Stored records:
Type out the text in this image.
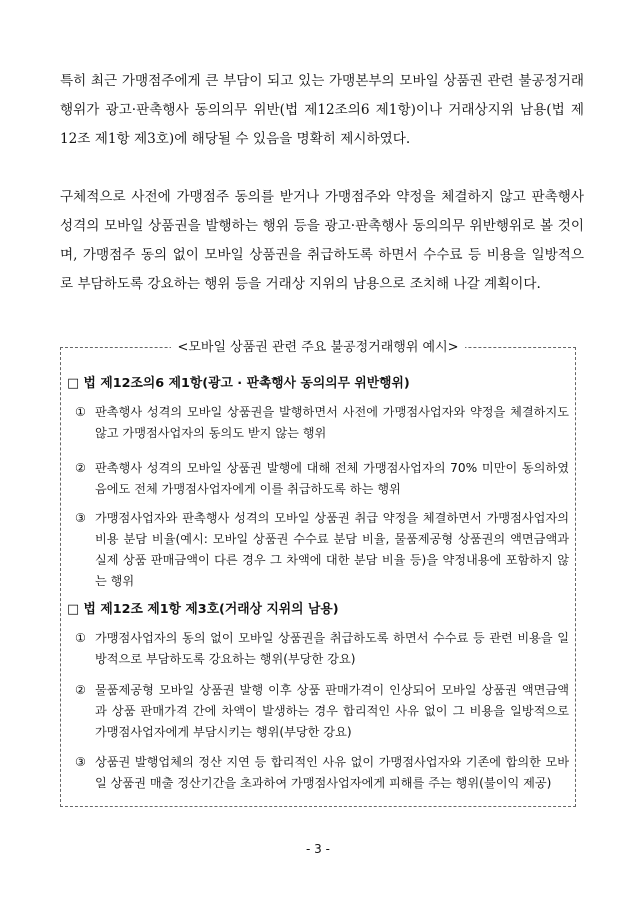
특히 최근 가맹점주에게 큰 부담이 되고 있는 가맹본부의 모바일 상품권 관련 불공정거래행위가 광고·판촉행사 동의의무 위반(법 제12조의6 제1항)이나 거래상지위 남용(법 제12조 제1항 제3호)에 해당될 수 있음을 명확히 제시하였다.

구체적으로 사전에 가맹점주 동의를 받거나 가맹점주와 약정을 체결하지 않고 판촉행사 성격의 모바일 상품권을 발행하는 행위 등을 광고·판촉행사 동의의무 위반행위로 볼 것이며, 가맹점주 동의 없이 모바일 상품권을 취급하도록 하면서 수수료 등 비용을 일방적으로 부담하도록 강요하는 행위 등을 거래상 지위의 남용으로 조치해 나갈 계획이다.

<모바일 상품권 관련 주요 불공정거래행위 예시>
□ 법 제12조의6 제1항(광고 · 판촉행사 동의의무 위반행위)
① 판촉행사 성격의 모바일 상품권을 발행하면서 사전에 가맹점사업자와 약정을 체결하지도 않고 가맹점사업자의 동의도 받지 않는 행위
② 판촉행사 성격의 모바일 상품권 발행에 대해 전체 가맹점사업자의 70% 미만이 동의하였음에도 전체 가맹점사업자에게 이를 취급하도록 하는 행위
③ 가맹점사업자와 판촉행사 성격의 모바일 상품권 취급 약정을 체결하면서 가맹점사업자의 비용 분담 비율(예시: 모바일 상품권 수수료 분담 비율, 물품제공형 상품권의 액면금액과 실제 상품 판매금액이 다른 경우 그 차액에 대한 분담 비율 등)을 약정내용에 포함하지 않는 행위
□ 법 제12조 제1항 제3호(거래상 지위의 남용)
① 가맹점사업자의 동의 없이 모바일 상품권을 취급하도록 하면서 수수료 등 관련 비용을 일방적으로 부담하도록 강요하는 행위(부당한 강요)
② 물품제공형 모바일 상품권 발행 이후 상품 판매가격이 인상되어 모바일 상품권 액면금액과 상품 판매가격 간에 차액이 발생하는 경우 합리적인 사유 없이 그 비용을 일방적으로 가맹점사업자에게 부담시키는 행위(부당한 강요)
③ 상품권 발행업체의 정산 지연 등 합리적인 사유 없이 가맹점사업자와 기존에 합의한 모바일 상품권 매출 정산기간을 초과하여 가맹점사업자에게 피해를 주는 행위(불이익 제공)
- 3 -
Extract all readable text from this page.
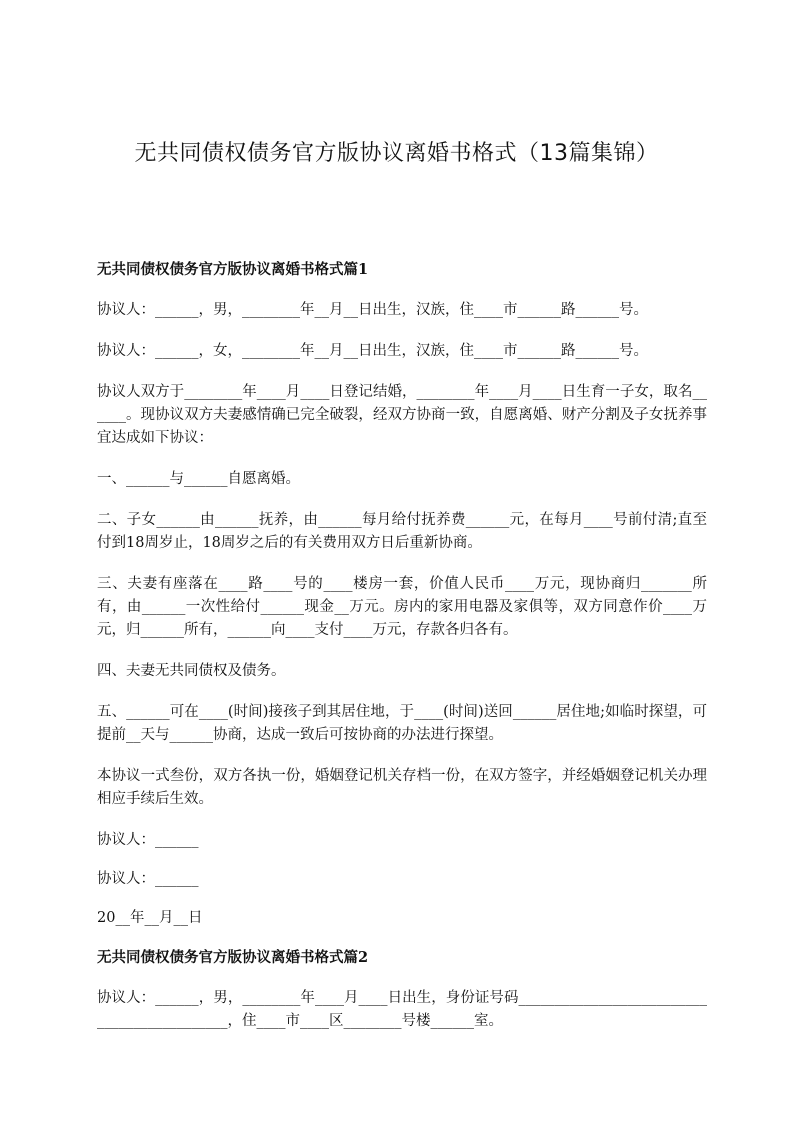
无共同债权债务官方版协议离婚书格式（13篇集锦）
无共同债权债务官方版协议离婚书格式篇1
协议人：______，男，________年__月__日出生，汉族，住____市______路______号。
协议人：______，女，________年__月__日出生，汉族，住____市______路______号。
协议人双方于________年____月____日登记结婚，________年____月____日生育一子女，取名______。现协议双方夫妻感情确已完全破裂，经双方协商一致，自愿离婚、财产分割及子女抚养事宜达成如下协议：
一、______与______自愿离婚。
二、子女______由______抚养，由______每月给付抚养费______元，在每月____号前付清;直至付到18周岁止，18周岁之后的有关费用双方日后重新协商。
三、夫妻有座落在____路____号的____楼房一套，价值人民币____万元，现协商归_______所有，由______一次性给付______现金__万元。房内的家用电器及家俱等，双方同意作价____万元，归______所有，______向____支付____万元，存款各归各有。
四、夫妻无共同债权及债务。
五、______可在____(时间)接孩子到其居住地，于____(时间)送回______居住地;如临时探望，可提前__天与______协商，达成一致后可按协商的办法进行探望。
本协议一式叁份，双方各执一份，婚姻登记机关存档一份，在双方签字，并经婚姻登记机关办理相应手续后生效。
协议人：______
协议人：______
20__年__月__日
无共同债权债务官方版协议离婚书格式篇2
协议人：______，男，________年____月____日出生，身份证号码____________________________________________，住____市____区________号楼______室。
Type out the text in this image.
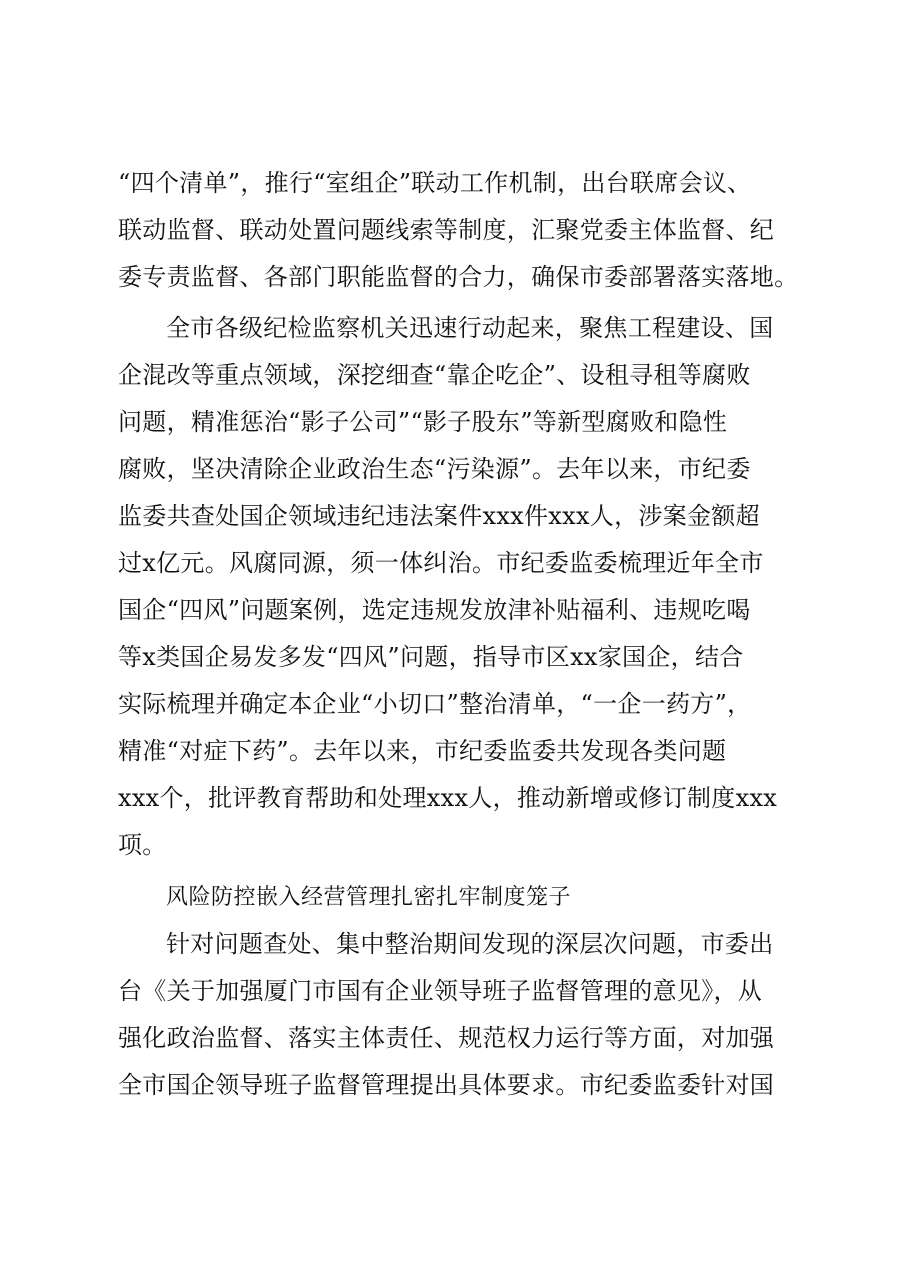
“四个清单”，推行“室组企”联动工作机制，出台联席会议、
联动监督、联动处置问题线索等制度，汇聚党委主体监督、纪
委专责监督、各部门职能监督的合力，确保市委部署落实落地。
全市各级纪检监察机关迅速行动起来，聚焦工程建设、国
企混改等重点领域，深挖细查“靠企吃企”、设租寻租等腐败
问题，精准惩治“影子公司”“影子股东”等新型腐败和隐性
腐败，坚决清除企业政治生态“污染源”。去年以来，市纪委
监委共查处国企领域违纪违法案件xxx件xxx人，涉案金额超
过x亿元。风腐同源，须一体纠治。市纪委监委梳理近年全市
国企“四风”问题案例，选定违规发放津补贴福利、违规吃喝
等x类国企易发多发“四风”问题，指导市区xx家国企，结合
实际梳理并确定本企业“小切口”整治清单，“一企一药方”，
精准“对症下药”。去年以来，市纪委监委共发现各类问题
xxx个，批评教育帮助和处理xxx人，推动新增或修订制度xxx
项。
风险防控嵌入经营管理扎密扎牢制度笼子
针对问题查处、集中整治期间发现的深层次问题，市委出
台《关于加强厦门市国有企业领导班子监督管理的意见》，从
强化政治监督、落实主体责任、规范权力运行等方面，对加强
全市国企领导班子监督管理提出具体要求。市纪委监委针对国
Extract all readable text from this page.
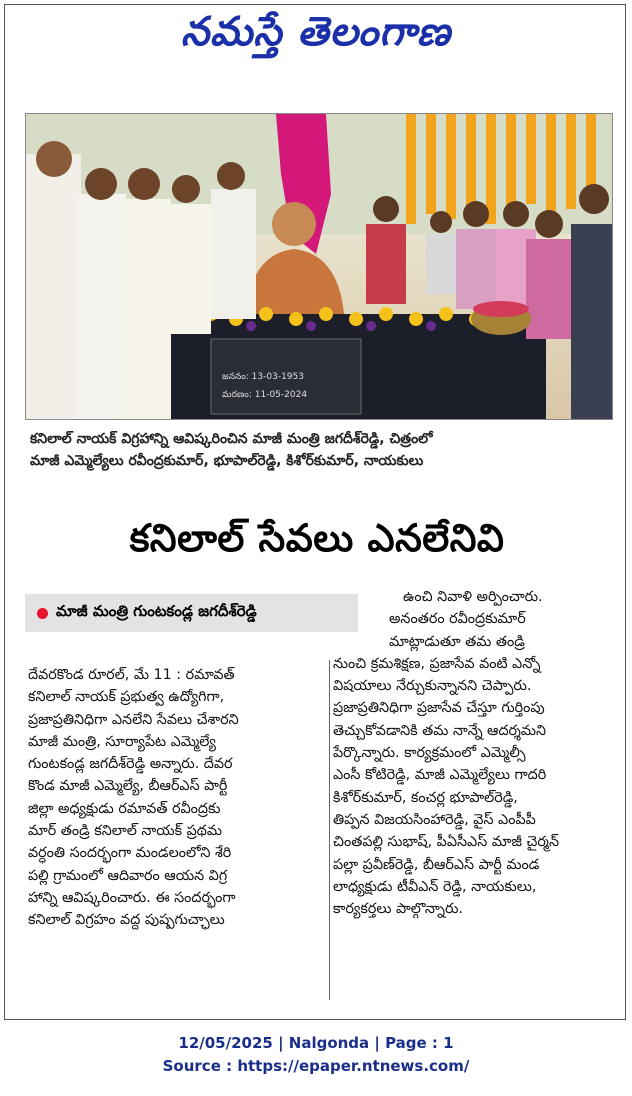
నమస్తే తెలంగాణ
జననం: 13-03-1953
మరణం: 11-05-2024
కనిలాల్ నాయక్ విగ్రహాన్ని ఆవిష్కరించిన మాజీ మంత్రి జగదీశ్‌రెడ్డి, చిత్రంలో
మాజీ ఎమ్మెల్యేలు రవీంద్రకుమార్, భూపాల్‌రెడ్డి, కిశోర్‌కుమార్, నాయకులు
కనిలాల్ సేవలు ఎనలేనివి
మాజీ మంత్రి గుంటకండ్ల జగదీశ్‌రెడ్డి

దేవరకొండ రూరల్, మే 11 : రమావత్

కనిలాల్ నాయక్ ప్రభుత్వ ఉద్యోగిగా,

ప్రజాప్రతినిధిగా ఎనలేని సేవలు చేశారని

మాజీ మంత్రి, సూర్యాపేట ఎమ్మెల్యే

గుంటకండ్ల జగదీశ్‌రెడ్డి అన్నారు. దేవర

కొండ మాజీ ఎమ్మెల్యే, బీఆర్‌ఎస్ పార్టీ

జిల్లా అధ్యక్షుడు రమావత్ రవీంద్రకు

మార్ తండ్రి కనిలాల్ నాయక్ ప్రథమ

వర్ధంతి సందర్భంగా మండలంలోని శేరి

పల్లి గ్రామంలో ఆదివారం ఆయన విగ్ర

హాన్ని ఆవిష్కరించారు. ఈ సందర్భంగా

కనిలాల్ విగ్రహం వద్ద పుష్పగుచ్ఛాలు

ఉంచి నివాళి అర్పించారు.

అనంతరం రవీంద్రకుమార్

మాట్లాడుతూ తమ తండ్రి

నుంచి క్రమశిక్షణ, ప్రజాసేవ వంటి ఎన్నో

విషయాలు నేర్చుకున్నానని చెప్పారు.

ప్రజాప్రతినిధిగా ప్రజాసేవ చేస్తూ గుర్తింపు

తెచ్చుకోవడానికి తమ నాన్నే ఆదర్శమని

పేర్కొన్నారు. కార్యక్రమంలో ఎమ్మెల్సీ

ఎంసీ కోటిరెడ్డి, మాజీ ఎమ్మెల్యేలు గాదరి

కిశోర్‌కుమార్, కంచర్ల భూపాల్‌రెడ్డి,

తిప్పన విజయసింహారెడ్డి, వైస్ ఎంపీపీ

చింతపల్లి సుభాష్, పీఏసీఎస్ మాజీ చైర్మన్

పల్లా ప్రవీణ్‌రెడ్డి, బీఆర్‌ఎస్ పార్టీ మండ

లాధ్యక్షుడు టీవీఎన్ రెడ్డి, నాయకులు,

కార్యకర్తలు పాల్గొన్నారు.

12/05/2025 | Nalgonda | Page : 1
Source : https://epaper.ntnews.com/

### Set problem
The records above must be transcribed exactly. Pictures are left out of the copy.

### The reply
Type out the text in this image.
특히 최근 가맹점주에게 큰 부담이 되고 있는 가맹본부의 모바일 상품권 관련 불공정거래행위가 광고·판촉행사 동의의무 위반(법 제12조의6 제1항)이나 거래상지위 남용(법 제12조 제1항 제3호)에 해당될 수 있음을 명확히 제시하였다.

구체적으로 사전에 가맹점주 동의를 받거나 가맹점주와 약정을 체결하지 않고 판촉행사 성격의 모바일 상품권을 발행하는 행위 등을 광고·판촉행사 동의의무 위반행위로 볼 것이며, 가맹점주 동의 없이 모바일 상품권을 취급하도록 하면서 수수료 등 비용을 일방적으로 부담하도록 강요하는 행위 등을 거래상 지위의 남용으로 조치해 나갈 계획이다.

<모바일 상품권 관련 주요 불공정거래행위 예시>
□ 법 제12조의6 제1항(광고 · 판촉행사 동의의무 위반행위)
① 판촉행사 성격의 모바일 상품권을 발행하면서 사전에 가맹점사업자와 약정을 체결하지도 않고 가맹점사업자의 동의도 받지 않는 행위
② 판촉행사 성격의 모바일 상품권 발행에 대해 전체 가맹점사업자의 70% 미만이 동의하였음에도 전체 가맹점사업자에게 이를 취급하도록 하는 행위
③ 가맹점사업자와 판촉행사 성격의 모바일 상품권 취급 약정을 체결하면서 가맹점사업자의 비용 분담 비율(예시: 모바일 상품권 수수료 분담 비율, 물품제공형 상품권의 액면금액과 실제 상품 판매금액이 다른 경우 그 차액에 대한 분담 비율 등)을 약정내용에 포함하지 않는 행위
□ 법 제12조 제1항 제3호(거래상 지위의 남용)
① 가맹점사업자의 동의 없이 모바일 상품권을 취급하도록 하면서 수수료 등 관련 비용을 일방적으로 부담하도록 강요하는 행위(부당한 강요)
② 물품제공형 모바일 상품권 발행 이후 상품 판매가격이 인상되어 모바일 상품권 액면금액과 상품 판매가격 간에 차액이 발생하는 경우 합리적인 사유 없이 그 비용을 일방적으로 가맹점사업자에게 부담시키는 행위(부당한 강요)
③ 상품권 발행업체의 정산 지연 등 합리적인 사유 없이 가맹점사업자와 기존에 합의한 모바일 상품권 매출 정산기간을 초과하여 가맹점사업자에게 피해를 주는 행위(불이익 제공)
- 3 -
Extract all readable text from this page.
无共同债权债务官方版协议离婚书格式（13篇集锦）
无共同债权债务官方版协议离婚书格式篇1
协议人：______，男，________年__月__日出生，汉族，住____市______路______号。
协议人：______，女，________年__月__日出生，汉族，住____市______路______号。
协议人双方于________年____月____日登记结婚，________年____月____日生育一子女，取名______。现协议双方夫妻感情确已完全破裂，经双方协商一致，自愿离婚、财产分割及子女抚养事宜达成如下协议：
一、______与______自愿离婚。
二、子女______由______抚养，由______每月给付抚养费______元，在每月____号前付清;直至付到18周岁止，18周岁之后的有关费用双方日后重新协商。
三、夫妻有座落在____路____号的____楼房一套，价值人民币____万元，现协商归_______所有，由______一次性给付______现金__万元。房内的家用电器及家俱等，双方同意作价____万元，归______所有，______向____支付____万元，存款各归各有。
四、夫妻无共同债权及债务。
五、______可在____(时间)接孩子到其居住地，于____(时间)送回______居住地;如临时探望，可提前__天与______协商，达成一致后可按协商的办法进行探望。
本协议一式叁份，双方各执一份，婚姻登记机关存档一份，在双方签字，并经婚姻登记机关办理相应手续后生效。
协议人：______
协议人：______
20__年__月__日
无共同债权债务官方版协议离婚书格式篇2
协议人：______，男，________年____月____日出生，身份证号码____________________________________________，住____市____区________号楼______室。
Type out the text in this image.
“四个清单”，推行“室组企”联动工作机制，出台联席会议、
联动监督、联动处置问题线索等制度，汇聚党委主体监督、纪
委专责监督、各部门职能监督的合力，确保市委部署落实落地。
全市各级纪检监察机关迅速行动起来，聚焦工程建设、国
企混改等重点领域，深挖细查“靠企吃企”、设租寻租等腐败
问题，精准惩治“影子公司”“影子股东”等新型腐败和隐性
腐败，坚决清除企业政治生态“污染源”。去年以来，市纪委
监委共查处国企领域违纪违法案件xxx件xxx人，涉案金额超
过x亿元。风腐同源，须一体纠治。市纪委监委梳理近年全市
国企“四风”问题案例，选定违规发放津补贴福利、违规吃喝
等x类国企易发多发“四风”问题，指导市区xx家国企，结合
实际梳理并确定本企业“小切口”整治清单，“一企一药方”，
精准“对症下药”。去年以来，市纪委监委共发现各类问题
xxx个，批评教育帮助和处理xxx人，推动新增或修订制度xxx
项。
风险防控嵌入经营管理扎密扎牢制度笼子
针对问题查处、集中整治期间发现的深层次问题，市委出
台《关于加强厦门市国有企业领导班子监督管理的意见》，从
强化政治监督、落实主体责任、规范权力运行等方面，对加强
全市国企领导班子监督管理提出具体要求。市纪委监委针对国
Extract all readable text from this page.
నమస్తే తెలంగాణ
జననం: 13-03-1953
మరణం: 11-05-2024
కనిలాల్ నాయక్ విగ్రహాన్ని ఆవిష్కరించిన మాజీ మంత్రి జగదీశ్‌రెడ్డి, చిత్రంలో
మాజీ ఎమ్మెల్యేలు రవీంద్రకుమార్, భూపాల్‌రెడ్డి, కిశోర్‌కుమార్, నాయకులు
కనిలాల్ సేవలు ఎనలేనివి
మాజీ మంత్రి గుంటకండ్ల జగదీశ్‌రెడ్డి

దేవరకొండ రూరల్, మే 11 : రమావత్

కనిలాల్ నాయక్ ప్రభుత్వ ఉద్యోగిగా,

ప్రజాప్రతినిధిగా ఎనలేని సేవలు చేశారని

మాజీ మంత్రి, సూర్యాపేట ఎమ్మెల్యే

గుంటకండ్ల జగదీశ్‌రెడ్డి అన్నారు. దేవర

కొండ మాజీ ఎమ్మెల్యే, బీఆర్‌ఎస్ పార్టీ

జిల్లా అధ్యక్షుడు రమావత్ రవీంద్రకు

మార్ తండ్రి కనిలాల్ నాయక్ ప్రథమ

వర్ధంతి సందర్భంగా మండలంలోని శేరి

పల్లి గ్రామంలో ఆదివారం ఆయన విగ్ర

హాన్ని ఆవిష్కరించారు. ఈ సందర్భంగా

కనిలాల్ విగ్రహం వద్ద పుష్పగుచ్ఛాలు

ఉంచి నివాళి అర్పించారు.

అనంతరం రవీంద్రకుమార్

మాట్లాడుతూ తమ తండ్రి

నుంచి క్రమశిక్షణ, ప్రజాసేవ వంటి ఎన్నో

విషయాలు నేర్చుకున్నానని చెప్పారు.

ప్రజాప్రతినిధిగా ప్రజాసేవ చేస్తూ గుర్తింపు

తెచ్చుకోవడానికి తమ నాన్నే ఆదర్శమని

పేర్కొన్నారు. కార్యక్రమంలో ఎమ్మెల్సీ

ఎంసీ కోటిరెడ్డి, మాజీ ఎమ్మెల్యేలు గాదరి

కిశోర్‌కుమార్, కంచర్ల భూపాల్‌రెడ్డి,

తిప్పన విజయసింహారెడ్డి, వైస్ ఎంపీపీ

చింతపల్లి సుభాష్, పీఏసీఎస్ మాజీ చైర్మన్

పల్లా ప్రవీణ్‌రెడ్డి, బీఆర్‌ఎస్ పార్టీ మండ

లాధ్యక్షుడు టీవీఎన్ రెడ్డి, నాయకులు,

కార్యకర్తలు పాల్గొన్నారు.

12/05/2025 | Nalgonda | Page : 1
Source : https://epaper.ntnews.com/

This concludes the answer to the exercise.